§ **Short problem**
Present the part of the listing that opens with the line containing "Patent image size: (975, 627)." and closes with the line containing "The drill jig" as a numbered list, including both of those lines and leaving out blank lines.

Stored data:
----------

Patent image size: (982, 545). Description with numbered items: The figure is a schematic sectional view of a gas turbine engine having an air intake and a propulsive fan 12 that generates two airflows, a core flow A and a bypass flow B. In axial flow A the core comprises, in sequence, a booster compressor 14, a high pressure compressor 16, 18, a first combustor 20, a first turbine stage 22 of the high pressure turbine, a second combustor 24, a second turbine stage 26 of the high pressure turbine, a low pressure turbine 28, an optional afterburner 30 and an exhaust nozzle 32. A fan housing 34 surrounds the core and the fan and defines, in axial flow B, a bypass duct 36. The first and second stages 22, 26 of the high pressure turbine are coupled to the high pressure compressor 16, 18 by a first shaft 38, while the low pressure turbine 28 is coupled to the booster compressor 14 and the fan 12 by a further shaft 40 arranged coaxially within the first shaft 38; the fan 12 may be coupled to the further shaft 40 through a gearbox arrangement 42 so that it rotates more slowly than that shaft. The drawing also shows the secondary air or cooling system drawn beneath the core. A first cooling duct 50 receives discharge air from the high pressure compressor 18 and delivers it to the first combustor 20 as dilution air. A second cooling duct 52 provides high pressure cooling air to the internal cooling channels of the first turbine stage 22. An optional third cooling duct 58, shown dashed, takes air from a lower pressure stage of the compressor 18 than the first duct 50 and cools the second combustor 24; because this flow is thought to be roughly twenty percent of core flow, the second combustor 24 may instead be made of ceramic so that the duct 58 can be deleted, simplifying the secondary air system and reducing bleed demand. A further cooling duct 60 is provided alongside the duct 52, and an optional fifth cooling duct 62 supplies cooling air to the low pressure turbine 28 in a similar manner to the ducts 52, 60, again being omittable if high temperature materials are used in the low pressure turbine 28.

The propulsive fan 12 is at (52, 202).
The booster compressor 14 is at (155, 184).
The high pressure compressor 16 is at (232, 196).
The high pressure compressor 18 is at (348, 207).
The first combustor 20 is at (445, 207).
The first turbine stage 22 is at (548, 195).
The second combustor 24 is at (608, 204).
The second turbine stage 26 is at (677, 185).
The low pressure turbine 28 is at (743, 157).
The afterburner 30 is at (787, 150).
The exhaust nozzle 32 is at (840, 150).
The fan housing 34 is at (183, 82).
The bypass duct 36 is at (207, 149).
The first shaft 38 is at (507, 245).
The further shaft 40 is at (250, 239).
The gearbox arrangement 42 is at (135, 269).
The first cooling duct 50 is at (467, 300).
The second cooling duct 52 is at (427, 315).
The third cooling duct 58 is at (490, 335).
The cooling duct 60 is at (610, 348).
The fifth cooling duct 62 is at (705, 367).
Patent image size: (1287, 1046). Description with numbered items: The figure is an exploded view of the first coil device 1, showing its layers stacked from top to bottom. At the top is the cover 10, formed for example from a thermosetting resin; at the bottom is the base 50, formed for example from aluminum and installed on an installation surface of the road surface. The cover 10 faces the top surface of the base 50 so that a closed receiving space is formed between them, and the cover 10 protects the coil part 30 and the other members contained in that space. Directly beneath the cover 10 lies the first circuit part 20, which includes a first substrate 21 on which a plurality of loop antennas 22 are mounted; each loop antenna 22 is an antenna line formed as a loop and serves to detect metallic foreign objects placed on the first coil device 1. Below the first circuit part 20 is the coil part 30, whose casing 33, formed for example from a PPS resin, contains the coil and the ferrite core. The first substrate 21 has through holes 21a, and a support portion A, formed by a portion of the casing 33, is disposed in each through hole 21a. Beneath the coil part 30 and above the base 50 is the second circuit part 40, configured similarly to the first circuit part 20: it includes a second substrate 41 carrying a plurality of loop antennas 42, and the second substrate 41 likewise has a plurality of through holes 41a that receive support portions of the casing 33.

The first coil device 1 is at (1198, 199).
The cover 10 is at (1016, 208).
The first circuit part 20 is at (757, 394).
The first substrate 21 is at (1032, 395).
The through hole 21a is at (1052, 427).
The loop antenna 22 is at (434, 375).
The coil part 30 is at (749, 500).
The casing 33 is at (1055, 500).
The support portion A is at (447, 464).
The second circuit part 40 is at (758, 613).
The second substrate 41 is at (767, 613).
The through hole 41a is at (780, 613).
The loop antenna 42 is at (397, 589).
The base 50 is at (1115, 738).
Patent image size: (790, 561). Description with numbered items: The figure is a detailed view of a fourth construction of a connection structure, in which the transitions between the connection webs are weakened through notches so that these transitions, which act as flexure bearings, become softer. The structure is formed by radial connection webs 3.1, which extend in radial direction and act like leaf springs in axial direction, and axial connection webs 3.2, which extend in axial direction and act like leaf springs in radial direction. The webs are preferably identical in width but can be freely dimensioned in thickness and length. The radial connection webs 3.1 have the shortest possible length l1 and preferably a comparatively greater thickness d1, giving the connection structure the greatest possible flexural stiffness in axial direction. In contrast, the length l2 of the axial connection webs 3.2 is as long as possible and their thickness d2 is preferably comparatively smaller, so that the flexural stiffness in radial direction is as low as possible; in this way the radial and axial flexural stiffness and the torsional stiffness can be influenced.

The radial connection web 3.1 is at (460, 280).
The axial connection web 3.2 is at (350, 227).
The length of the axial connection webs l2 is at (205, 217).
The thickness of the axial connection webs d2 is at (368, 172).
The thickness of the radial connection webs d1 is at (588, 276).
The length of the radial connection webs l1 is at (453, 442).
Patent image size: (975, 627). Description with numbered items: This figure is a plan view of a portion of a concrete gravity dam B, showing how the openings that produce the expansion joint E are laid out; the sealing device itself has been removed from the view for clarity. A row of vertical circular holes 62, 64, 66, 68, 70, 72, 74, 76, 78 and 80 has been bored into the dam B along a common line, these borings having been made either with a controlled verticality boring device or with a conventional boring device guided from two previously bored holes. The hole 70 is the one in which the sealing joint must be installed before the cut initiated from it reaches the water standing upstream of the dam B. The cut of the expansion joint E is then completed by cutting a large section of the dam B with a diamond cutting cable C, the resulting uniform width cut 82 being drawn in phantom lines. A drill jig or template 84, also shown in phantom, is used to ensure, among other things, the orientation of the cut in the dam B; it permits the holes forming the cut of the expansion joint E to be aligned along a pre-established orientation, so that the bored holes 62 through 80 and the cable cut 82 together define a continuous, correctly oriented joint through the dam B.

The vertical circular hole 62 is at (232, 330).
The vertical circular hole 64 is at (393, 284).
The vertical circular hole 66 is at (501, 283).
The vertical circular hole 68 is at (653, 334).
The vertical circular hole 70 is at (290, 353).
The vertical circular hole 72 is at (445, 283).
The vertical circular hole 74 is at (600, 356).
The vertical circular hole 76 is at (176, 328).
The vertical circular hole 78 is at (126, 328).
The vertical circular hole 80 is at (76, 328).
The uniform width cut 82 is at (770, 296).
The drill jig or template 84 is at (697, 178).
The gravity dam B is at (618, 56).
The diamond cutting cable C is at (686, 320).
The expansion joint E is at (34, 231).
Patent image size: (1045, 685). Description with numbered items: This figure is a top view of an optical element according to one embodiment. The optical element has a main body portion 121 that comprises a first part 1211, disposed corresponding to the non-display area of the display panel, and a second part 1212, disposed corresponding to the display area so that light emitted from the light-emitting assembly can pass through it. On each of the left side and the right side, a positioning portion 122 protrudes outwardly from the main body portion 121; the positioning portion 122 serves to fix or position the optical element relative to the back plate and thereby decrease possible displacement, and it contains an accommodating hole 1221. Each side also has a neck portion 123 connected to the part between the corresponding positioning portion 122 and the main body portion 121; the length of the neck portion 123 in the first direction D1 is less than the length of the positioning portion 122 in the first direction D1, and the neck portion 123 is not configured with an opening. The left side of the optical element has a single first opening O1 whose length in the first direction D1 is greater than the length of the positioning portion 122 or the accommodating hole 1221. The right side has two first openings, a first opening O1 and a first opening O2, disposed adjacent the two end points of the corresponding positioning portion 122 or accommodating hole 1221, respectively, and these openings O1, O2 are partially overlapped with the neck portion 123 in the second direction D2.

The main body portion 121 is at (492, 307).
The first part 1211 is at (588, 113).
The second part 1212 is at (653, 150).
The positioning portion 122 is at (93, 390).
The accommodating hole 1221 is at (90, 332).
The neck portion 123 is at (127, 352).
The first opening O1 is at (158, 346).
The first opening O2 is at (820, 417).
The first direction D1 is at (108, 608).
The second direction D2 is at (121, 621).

----------

§ **Exercise output**
1. Patent image size: (975, 627). Description with numbered items: This figure is a plan view of a portion of a concrete gravity dam B, showing how the openings that produce the expansion joint E are laid out; the sealing device itself has been removed from the view for clarity. A row of vertical circular holes 62, 64, 66, 68, 70, 72, 74, 76, 78 and 80 has been bored into the dam B along a common line, these borings having been made either with a controlled verticality boring device or with a conventional boring device guided from two previously bored holes. The hole 70 is the one in which the sealing joint must be installed before the cut initiated from it reaches the water standing upstream of the dam B. The cut of the expansion joint E is then completed by cutting a large section of the dam B with a diamond cutting cable C, the resulting uniform width cut 82 being drawn in phantom lines. A drill jig or template 84, also shown in phantom, is used to ensure, among other things, the orientation of the cut in the dam B; it permits the holes forming the cut of the expansion joint E to be aligned along a pre-established orientation, so that the bored holes 62 through 80 and the cable cut 82 together define a continuous, correctly oriented joint through the dam B.
2. The vertical circular hole 62 is at (232, 330).
3. The vertical circular hole 64 is at (393, 284).
4. The vertical circular hole 66 is at (501, 283).
5. The vertical circular hole 68 is at (653, 334).
6. The vertical circular hole 70 is at (290, 353).
7. The vertical circular hole 72 is at (445, 283).
8. The vertical circular hole 74 is at (600, 356).
9. The vertical circular hole 76 is at (176, 328).
10. The vertical circular hole 78 is at (126, 328).
11. The vertical circular hole 80 is at (76, 328).
12. The uniform width cut 82 is at (770, 296).
13. The drill jig or template 84 is at (697, 178).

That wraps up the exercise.